**Exercise directions:** Every line that includes the word "shipment" is to be listed.

**Given data:**
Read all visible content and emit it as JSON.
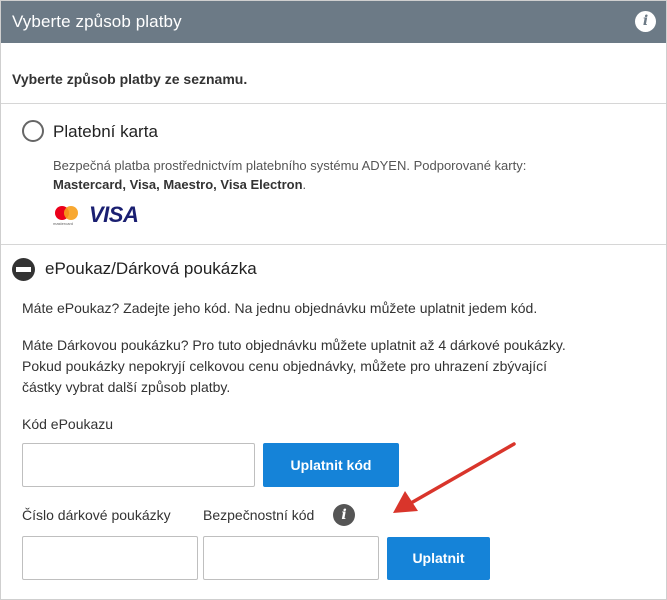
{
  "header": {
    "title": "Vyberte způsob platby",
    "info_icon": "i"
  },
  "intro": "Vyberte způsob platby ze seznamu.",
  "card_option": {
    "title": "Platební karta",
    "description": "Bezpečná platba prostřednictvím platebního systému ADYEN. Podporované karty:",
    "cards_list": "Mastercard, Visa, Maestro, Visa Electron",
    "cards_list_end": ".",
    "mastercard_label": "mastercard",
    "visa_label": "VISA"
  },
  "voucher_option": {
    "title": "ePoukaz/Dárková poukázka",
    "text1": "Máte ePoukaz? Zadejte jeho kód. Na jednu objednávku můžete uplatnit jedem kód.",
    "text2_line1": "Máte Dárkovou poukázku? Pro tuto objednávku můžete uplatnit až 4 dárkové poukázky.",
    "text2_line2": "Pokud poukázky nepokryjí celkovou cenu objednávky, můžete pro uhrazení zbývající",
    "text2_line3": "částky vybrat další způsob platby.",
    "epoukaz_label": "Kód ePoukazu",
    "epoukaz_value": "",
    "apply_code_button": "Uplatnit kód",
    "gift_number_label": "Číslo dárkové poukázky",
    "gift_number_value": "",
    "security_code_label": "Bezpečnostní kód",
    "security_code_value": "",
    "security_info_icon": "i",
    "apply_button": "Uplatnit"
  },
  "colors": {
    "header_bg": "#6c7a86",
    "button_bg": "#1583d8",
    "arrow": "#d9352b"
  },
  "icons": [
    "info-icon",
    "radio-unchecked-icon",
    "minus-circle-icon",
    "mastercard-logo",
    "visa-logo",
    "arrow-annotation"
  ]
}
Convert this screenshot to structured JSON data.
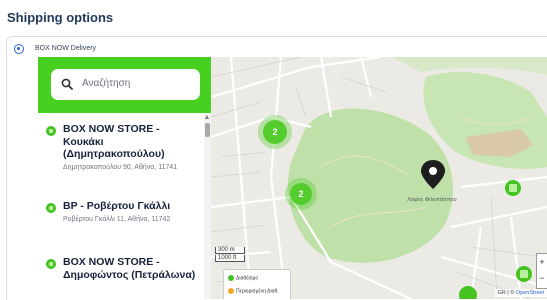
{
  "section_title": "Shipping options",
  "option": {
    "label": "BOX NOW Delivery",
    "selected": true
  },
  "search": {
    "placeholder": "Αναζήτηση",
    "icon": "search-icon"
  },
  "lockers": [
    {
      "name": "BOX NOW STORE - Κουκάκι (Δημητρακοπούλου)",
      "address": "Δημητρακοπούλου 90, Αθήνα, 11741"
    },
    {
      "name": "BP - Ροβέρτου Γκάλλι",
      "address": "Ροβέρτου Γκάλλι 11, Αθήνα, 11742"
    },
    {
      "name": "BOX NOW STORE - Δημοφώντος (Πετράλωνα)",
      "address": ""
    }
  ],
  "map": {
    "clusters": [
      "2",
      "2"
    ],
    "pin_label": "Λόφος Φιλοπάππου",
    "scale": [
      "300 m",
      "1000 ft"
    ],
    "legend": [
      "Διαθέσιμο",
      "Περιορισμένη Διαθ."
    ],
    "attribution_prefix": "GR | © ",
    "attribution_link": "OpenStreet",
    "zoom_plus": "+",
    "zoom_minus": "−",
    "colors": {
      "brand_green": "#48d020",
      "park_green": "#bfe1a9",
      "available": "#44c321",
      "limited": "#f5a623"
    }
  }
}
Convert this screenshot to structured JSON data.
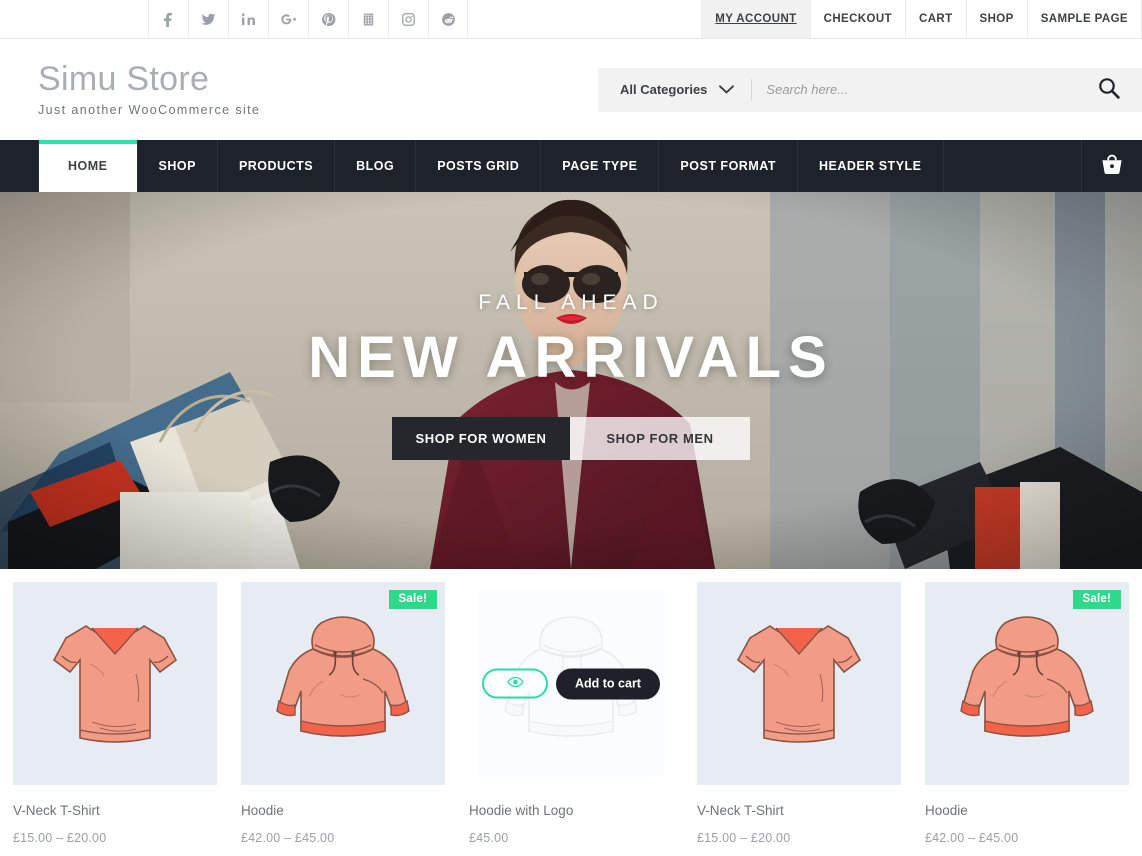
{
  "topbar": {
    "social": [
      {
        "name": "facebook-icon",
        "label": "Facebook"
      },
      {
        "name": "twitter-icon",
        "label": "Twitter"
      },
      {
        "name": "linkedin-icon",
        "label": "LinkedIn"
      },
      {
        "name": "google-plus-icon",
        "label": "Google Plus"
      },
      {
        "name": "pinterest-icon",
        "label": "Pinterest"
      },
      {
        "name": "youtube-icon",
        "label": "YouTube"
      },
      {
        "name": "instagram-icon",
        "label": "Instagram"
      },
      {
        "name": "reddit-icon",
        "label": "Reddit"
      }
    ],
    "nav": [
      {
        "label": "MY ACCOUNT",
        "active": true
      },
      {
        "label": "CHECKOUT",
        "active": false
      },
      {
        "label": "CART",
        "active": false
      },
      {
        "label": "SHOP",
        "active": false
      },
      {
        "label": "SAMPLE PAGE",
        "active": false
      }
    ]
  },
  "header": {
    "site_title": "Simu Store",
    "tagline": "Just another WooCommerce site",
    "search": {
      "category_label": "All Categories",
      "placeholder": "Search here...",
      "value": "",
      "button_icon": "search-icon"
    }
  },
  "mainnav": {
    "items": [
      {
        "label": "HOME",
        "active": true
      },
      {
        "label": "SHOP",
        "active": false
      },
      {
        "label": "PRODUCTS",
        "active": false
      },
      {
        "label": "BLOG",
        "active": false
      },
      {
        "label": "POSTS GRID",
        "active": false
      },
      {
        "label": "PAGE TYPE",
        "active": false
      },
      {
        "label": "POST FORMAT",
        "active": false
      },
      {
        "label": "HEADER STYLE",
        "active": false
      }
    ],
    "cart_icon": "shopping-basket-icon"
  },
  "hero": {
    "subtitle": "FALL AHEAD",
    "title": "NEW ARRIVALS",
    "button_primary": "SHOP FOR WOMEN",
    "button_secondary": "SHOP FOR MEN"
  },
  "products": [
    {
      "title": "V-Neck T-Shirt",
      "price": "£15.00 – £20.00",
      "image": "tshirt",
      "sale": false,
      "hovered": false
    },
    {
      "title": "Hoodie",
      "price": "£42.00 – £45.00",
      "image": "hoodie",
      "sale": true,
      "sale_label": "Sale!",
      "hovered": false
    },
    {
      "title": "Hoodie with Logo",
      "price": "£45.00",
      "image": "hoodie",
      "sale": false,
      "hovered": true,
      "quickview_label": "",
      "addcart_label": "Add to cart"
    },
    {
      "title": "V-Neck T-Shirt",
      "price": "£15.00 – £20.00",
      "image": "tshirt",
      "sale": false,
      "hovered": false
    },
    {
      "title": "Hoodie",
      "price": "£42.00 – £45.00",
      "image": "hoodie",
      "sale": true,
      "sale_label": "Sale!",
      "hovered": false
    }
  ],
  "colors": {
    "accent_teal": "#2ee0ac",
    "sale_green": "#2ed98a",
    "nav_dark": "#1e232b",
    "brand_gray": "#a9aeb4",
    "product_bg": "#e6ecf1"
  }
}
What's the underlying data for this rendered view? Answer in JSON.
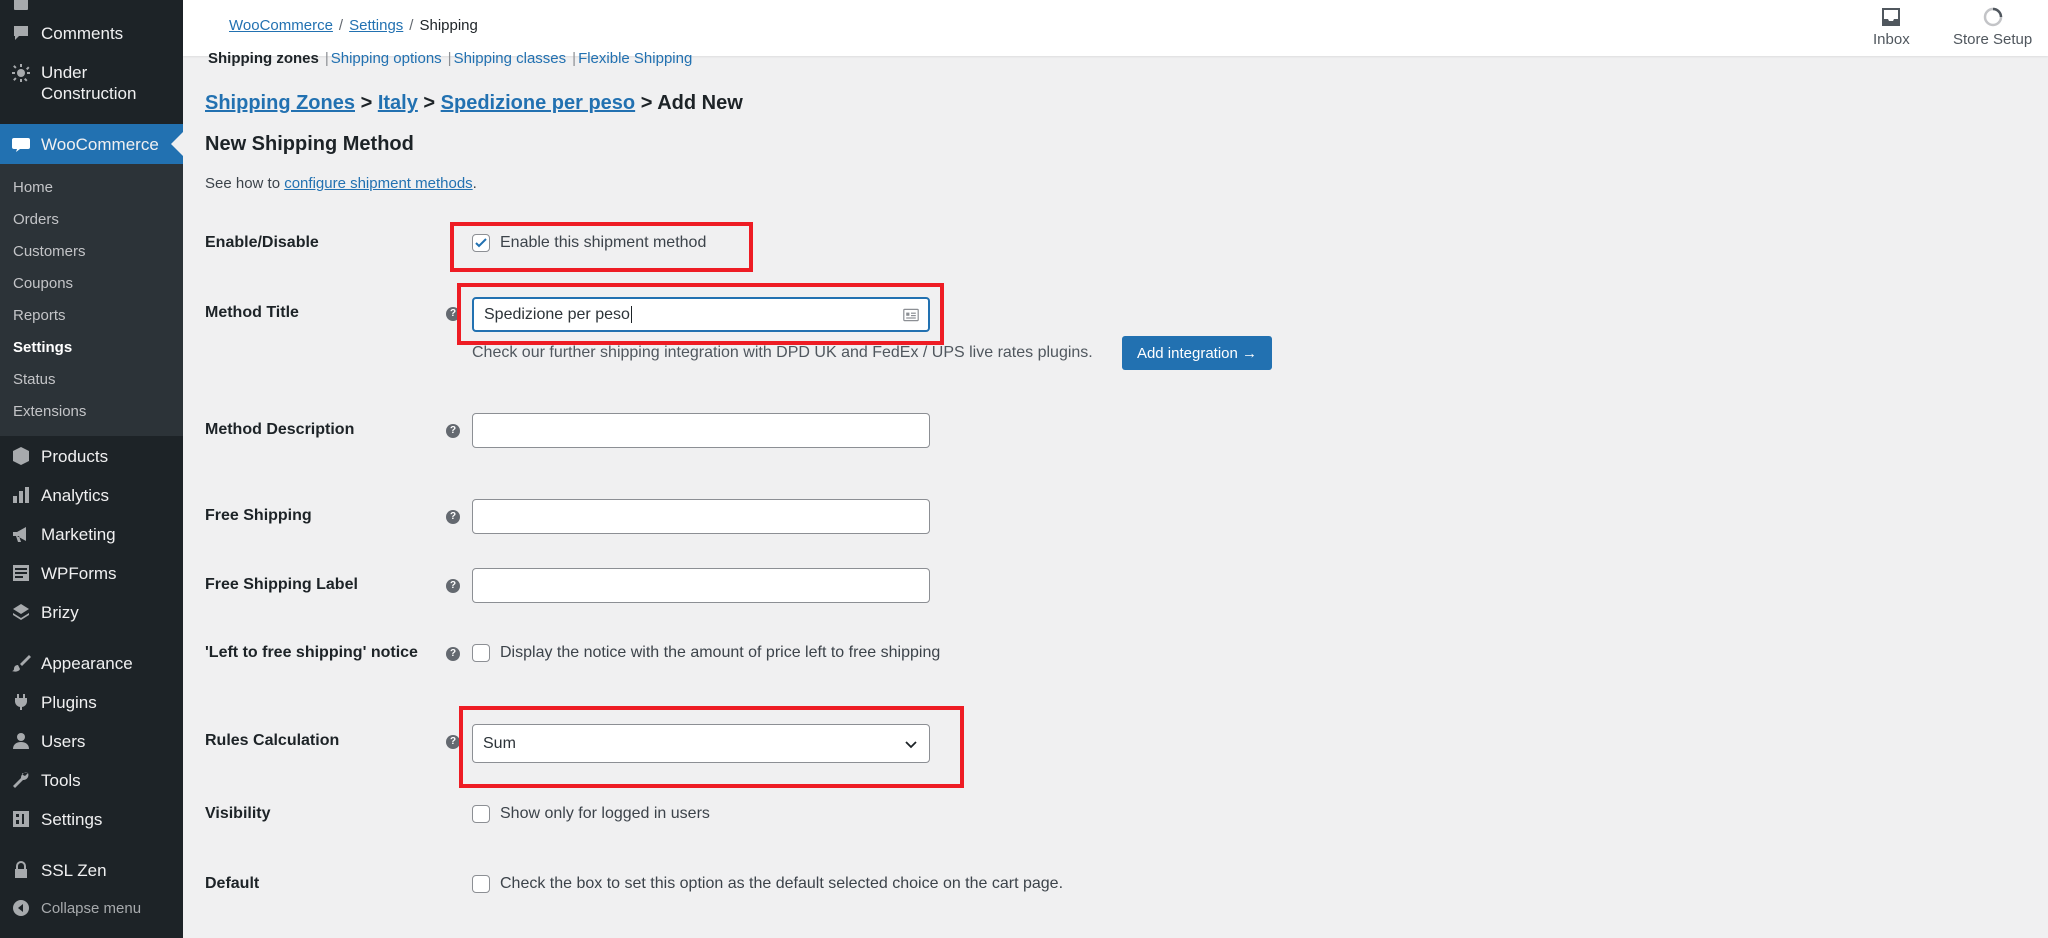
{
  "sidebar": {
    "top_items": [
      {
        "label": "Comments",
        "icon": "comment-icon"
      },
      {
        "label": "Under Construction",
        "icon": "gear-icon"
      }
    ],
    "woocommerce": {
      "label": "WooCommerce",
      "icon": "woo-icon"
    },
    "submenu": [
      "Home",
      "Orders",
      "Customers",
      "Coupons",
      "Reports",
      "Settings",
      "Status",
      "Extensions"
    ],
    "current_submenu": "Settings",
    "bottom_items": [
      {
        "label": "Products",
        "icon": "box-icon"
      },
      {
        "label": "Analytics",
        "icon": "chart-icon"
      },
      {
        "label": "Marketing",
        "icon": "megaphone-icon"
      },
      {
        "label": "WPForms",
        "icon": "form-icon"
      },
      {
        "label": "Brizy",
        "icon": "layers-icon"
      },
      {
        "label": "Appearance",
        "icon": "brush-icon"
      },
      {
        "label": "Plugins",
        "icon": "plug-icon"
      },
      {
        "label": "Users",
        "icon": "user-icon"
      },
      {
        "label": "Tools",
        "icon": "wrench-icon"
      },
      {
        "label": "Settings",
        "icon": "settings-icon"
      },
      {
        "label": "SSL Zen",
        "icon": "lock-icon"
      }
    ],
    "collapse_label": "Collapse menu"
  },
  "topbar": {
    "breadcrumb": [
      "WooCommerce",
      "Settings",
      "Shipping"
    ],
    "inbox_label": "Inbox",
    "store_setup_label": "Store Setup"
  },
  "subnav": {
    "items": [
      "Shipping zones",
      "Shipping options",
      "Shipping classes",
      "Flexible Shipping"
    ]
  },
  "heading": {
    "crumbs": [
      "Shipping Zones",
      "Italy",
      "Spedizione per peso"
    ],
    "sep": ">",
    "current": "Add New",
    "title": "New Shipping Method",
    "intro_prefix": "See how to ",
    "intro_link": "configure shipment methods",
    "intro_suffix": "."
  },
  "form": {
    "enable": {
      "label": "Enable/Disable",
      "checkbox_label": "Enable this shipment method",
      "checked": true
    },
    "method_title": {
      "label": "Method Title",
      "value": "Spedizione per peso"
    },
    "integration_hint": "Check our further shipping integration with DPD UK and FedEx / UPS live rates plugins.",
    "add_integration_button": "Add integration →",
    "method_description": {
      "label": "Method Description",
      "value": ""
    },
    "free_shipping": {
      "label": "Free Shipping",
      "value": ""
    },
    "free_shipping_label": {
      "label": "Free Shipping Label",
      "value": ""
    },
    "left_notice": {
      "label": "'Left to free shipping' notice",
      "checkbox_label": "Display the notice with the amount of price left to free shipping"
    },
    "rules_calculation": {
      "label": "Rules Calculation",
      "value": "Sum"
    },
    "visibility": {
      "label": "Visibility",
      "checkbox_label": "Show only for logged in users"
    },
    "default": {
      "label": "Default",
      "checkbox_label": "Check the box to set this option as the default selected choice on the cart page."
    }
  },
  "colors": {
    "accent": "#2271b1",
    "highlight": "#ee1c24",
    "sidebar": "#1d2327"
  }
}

**Full output:**
    "intro_link": "configure shipment methods",
      "checkbox_label": "Enable this shipment method",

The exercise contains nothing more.